[Study text]

Friday, October 19, 2007
Forensic psychiatrist Dr. Shabehram Lohrasbe, who has an office in the area, says the exchange is a neighbourhood nightmare of filth, confrontation and constant threats of violence.
I write out of concern that the desperation, exhaustion and fearfulness of the citizens who work and live near the Cormorant Street needle exchange has not come through clearly enough. Frustration can come across as insensitivity, a lack of compassion or a kind of NIMBY attitude, which would be very misleading.
Many of us who encounter the unhappy souls who struggle with addiction are not unsympathetic to their plight. I work regularly with the addicted, the homeless and the mentally ill in our province’s prisons.
For those of us who observe the devastation of a neighbourhood in the name of a social experiment, resentment is focused not on the unfortunates, but on those who planned and implemented this disaster, including our mayor and council. We are exhausted and outraged by their failure to deal with the unsurprising consequences of simply providing needles to a group of people who need much more.
It is the restraint of those who have tolerated this abandonment of civic responsibility that has kept things from getting out of control.
Let me provide one example, a mild one. Not long ago, a man barged into my office, demanding to use the washroom. Having been burned by acceding to a similar demand in the past that resulted in needles and blood in my washroom, I refused and asked him to leave. He did, walked outside and then urinated on my door, aiming at the door handle.

[Tasks]
- 1) Answer these from the needle exchange letter:
(a) On what street is the needle exchange located?
(b) Where does the writer regularly work with the addicted, the homeless and the mentally ill?
(c) What did the man who barged into the office demand?
- 2) Reproduce word for word the part of the needle exchange letter from "For those of" up to and including "need much more.".
The entries that follow come from a different source than the text.

[Provided records]

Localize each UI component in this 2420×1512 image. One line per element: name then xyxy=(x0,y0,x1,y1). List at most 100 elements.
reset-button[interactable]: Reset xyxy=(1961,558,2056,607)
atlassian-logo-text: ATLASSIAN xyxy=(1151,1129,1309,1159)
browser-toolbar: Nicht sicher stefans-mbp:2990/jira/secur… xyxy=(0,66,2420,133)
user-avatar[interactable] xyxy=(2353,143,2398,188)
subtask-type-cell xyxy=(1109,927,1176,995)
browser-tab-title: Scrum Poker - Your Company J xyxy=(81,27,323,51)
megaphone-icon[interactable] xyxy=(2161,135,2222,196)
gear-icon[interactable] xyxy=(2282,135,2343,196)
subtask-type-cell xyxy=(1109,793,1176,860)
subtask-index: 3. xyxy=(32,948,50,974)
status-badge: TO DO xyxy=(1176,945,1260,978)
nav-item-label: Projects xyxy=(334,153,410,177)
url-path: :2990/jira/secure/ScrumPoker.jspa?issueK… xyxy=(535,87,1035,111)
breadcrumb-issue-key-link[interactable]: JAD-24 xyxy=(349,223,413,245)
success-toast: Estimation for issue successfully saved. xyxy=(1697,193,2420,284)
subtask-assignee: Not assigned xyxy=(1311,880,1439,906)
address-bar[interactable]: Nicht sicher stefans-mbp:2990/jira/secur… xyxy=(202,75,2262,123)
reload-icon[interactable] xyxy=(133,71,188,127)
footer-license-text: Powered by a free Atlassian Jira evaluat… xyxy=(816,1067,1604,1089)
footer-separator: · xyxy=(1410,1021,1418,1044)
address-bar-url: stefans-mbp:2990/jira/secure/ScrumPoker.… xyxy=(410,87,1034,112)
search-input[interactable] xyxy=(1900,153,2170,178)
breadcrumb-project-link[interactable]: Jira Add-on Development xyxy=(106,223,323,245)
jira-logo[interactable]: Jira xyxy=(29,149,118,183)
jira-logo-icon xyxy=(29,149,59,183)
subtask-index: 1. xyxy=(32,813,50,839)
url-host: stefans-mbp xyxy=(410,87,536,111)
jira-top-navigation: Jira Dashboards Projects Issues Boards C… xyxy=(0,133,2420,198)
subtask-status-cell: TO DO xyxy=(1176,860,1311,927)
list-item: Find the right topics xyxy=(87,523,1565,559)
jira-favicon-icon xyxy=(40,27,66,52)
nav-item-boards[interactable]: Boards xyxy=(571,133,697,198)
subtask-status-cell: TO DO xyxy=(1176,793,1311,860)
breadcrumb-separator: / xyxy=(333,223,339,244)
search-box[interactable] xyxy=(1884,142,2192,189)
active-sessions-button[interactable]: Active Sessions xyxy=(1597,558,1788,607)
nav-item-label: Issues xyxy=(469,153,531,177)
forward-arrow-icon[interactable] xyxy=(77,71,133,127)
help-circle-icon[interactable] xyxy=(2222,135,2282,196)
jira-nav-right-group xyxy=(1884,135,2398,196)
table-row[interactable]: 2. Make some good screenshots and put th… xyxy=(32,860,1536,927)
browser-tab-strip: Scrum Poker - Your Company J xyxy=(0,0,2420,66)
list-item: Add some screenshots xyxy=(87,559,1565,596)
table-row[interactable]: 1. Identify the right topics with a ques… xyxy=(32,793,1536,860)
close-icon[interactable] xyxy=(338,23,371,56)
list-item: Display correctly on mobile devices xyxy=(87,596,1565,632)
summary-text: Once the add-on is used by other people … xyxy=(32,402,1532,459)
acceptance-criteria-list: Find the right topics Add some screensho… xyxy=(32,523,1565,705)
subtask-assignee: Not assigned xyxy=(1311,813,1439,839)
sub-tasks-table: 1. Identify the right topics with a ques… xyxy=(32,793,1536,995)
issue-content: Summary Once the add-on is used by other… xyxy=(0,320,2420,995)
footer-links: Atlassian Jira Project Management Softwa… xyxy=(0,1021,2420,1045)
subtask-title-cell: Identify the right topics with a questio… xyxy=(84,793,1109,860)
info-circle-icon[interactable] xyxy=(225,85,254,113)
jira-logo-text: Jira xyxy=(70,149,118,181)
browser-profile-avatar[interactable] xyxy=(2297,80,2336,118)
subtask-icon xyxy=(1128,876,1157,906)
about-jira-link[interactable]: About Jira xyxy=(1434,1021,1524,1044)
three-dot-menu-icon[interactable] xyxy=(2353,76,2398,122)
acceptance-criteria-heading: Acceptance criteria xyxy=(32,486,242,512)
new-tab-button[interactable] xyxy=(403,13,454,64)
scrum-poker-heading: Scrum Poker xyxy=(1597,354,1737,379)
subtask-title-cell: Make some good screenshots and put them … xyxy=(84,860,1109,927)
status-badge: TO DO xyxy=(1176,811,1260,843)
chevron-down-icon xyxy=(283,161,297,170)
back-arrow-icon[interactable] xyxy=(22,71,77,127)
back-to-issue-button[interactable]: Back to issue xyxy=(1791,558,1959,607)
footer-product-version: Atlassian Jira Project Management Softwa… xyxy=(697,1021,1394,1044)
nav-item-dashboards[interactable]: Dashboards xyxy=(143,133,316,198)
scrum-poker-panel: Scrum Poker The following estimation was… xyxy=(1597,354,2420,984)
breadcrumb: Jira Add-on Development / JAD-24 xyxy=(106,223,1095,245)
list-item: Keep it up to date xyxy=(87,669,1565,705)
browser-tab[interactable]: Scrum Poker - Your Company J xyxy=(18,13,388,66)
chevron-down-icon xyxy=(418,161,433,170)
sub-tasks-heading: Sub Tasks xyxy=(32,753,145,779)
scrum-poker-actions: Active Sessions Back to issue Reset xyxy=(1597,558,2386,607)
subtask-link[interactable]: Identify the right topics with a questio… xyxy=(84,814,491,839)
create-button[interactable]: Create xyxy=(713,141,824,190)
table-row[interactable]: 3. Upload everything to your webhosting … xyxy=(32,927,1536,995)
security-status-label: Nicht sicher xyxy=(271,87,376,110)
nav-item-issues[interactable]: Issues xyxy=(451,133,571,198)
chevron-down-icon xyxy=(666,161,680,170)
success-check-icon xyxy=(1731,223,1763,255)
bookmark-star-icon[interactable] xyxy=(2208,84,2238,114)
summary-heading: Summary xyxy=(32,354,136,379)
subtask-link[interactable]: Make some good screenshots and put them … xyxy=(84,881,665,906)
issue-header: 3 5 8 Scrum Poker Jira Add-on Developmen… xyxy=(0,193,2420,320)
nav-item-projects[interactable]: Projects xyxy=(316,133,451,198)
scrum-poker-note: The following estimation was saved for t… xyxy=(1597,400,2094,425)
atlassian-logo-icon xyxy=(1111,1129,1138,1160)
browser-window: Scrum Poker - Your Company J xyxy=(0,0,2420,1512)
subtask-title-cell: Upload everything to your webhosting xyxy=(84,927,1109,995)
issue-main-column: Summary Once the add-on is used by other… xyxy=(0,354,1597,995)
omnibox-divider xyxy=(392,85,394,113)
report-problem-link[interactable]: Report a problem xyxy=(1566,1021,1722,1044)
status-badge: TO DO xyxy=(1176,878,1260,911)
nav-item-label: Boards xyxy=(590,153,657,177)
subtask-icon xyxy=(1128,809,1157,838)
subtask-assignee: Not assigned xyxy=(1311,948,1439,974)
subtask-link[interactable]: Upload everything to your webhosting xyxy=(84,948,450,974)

[Solutions to each task]
- 1)
(a) Cormorant Street
(b) In the province's prisons
(c) To use the washroom

- 2)
For those of us who observe the devastation of a neighbourhood in the name of a social experiment, resentment is focused not on the unfortunates, but on those who planned and implemented this disaster, including our mayor and council. We are exhausted and outraged by their failure to deal with the unsurprising consequences of simply providing needles to a group of people who need much more.